> **Aim of the task**:
Go through the entries below and collect each line with the string "name" in it.
start
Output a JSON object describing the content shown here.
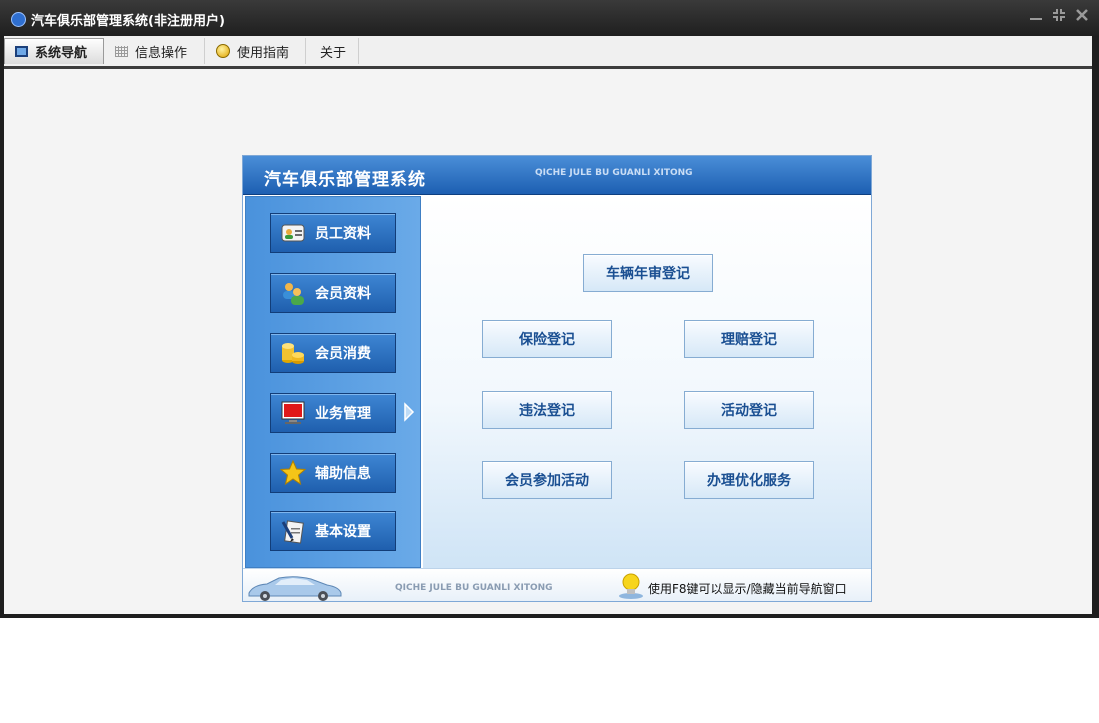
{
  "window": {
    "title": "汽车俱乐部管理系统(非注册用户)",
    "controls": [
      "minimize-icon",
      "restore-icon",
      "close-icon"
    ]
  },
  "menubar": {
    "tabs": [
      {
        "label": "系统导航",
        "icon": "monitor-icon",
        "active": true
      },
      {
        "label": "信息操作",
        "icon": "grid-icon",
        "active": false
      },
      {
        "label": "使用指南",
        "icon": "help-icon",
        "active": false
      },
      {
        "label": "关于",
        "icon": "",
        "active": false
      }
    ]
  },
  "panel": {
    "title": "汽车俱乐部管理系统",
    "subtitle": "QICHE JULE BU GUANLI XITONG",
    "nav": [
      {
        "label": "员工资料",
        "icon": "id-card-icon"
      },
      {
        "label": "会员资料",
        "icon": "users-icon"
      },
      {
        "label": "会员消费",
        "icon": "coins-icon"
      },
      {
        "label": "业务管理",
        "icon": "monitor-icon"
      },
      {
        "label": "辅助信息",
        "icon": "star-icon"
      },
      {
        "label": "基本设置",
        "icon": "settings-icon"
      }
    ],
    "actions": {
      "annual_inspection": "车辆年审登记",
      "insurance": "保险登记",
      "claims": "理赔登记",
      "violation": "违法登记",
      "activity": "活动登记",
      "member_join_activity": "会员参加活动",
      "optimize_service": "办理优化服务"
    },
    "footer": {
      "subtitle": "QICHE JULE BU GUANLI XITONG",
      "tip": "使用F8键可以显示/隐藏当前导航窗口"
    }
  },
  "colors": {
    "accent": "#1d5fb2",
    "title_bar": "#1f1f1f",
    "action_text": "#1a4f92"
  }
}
end
start
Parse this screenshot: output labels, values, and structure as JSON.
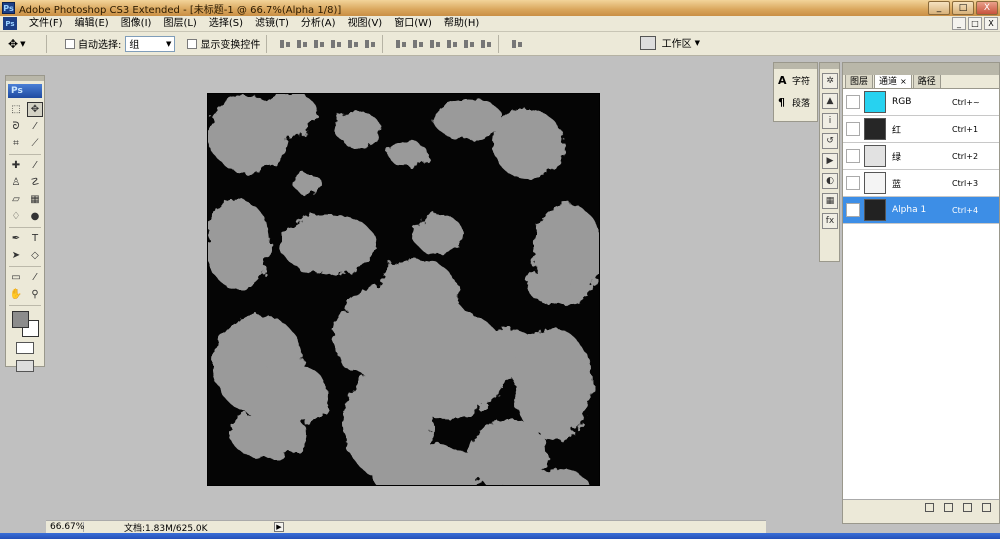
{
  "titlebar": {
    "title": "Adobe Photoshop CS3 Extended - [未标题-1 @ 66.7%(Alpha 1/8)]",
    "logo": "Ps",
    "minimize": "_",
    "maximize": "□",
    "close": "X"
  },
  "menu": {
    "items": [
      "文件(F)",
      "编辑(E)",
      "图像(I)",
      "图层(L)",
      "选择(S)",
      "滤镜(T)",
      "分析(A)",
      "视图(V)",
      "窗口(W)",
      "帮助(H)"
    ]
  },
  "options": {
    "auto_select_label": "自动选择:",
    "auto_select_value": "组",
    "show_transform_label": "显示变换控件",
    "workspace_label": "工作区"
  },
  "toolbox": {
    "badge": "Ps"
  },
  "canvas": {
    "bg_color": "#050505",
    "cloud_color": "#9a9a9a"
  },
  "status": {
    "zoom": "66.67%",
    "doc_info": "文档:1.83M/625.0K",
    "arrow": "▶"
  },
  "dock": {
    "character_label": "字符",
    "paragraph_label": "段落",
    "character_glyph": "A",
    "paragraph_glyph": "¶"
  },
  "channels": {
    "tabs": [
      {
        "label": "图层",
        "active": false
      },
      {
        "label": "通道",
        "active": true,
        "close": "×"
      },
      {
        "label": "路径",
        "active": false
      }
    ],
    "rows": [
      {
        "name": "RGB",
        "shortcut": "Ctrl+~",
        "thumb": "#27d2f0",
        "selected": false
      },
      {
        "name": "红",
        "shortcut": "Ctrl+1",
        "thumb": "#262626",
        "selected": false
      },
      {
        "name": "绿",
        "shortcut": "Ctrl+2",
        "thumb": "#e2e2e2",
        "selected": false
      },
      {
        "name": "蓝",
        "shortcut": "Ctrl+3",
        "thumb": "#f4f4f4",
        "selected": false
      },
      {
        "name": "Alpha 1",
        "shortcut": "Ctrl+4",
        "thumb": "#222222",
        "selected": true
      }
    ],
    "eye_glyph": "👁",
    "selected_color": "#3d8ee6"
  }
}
end
> **Exercise answer**:
        "name": "RGB",
        "name": "红",
        "name": "绿",
        "name": "蓝",
        "name": "Alpha 1",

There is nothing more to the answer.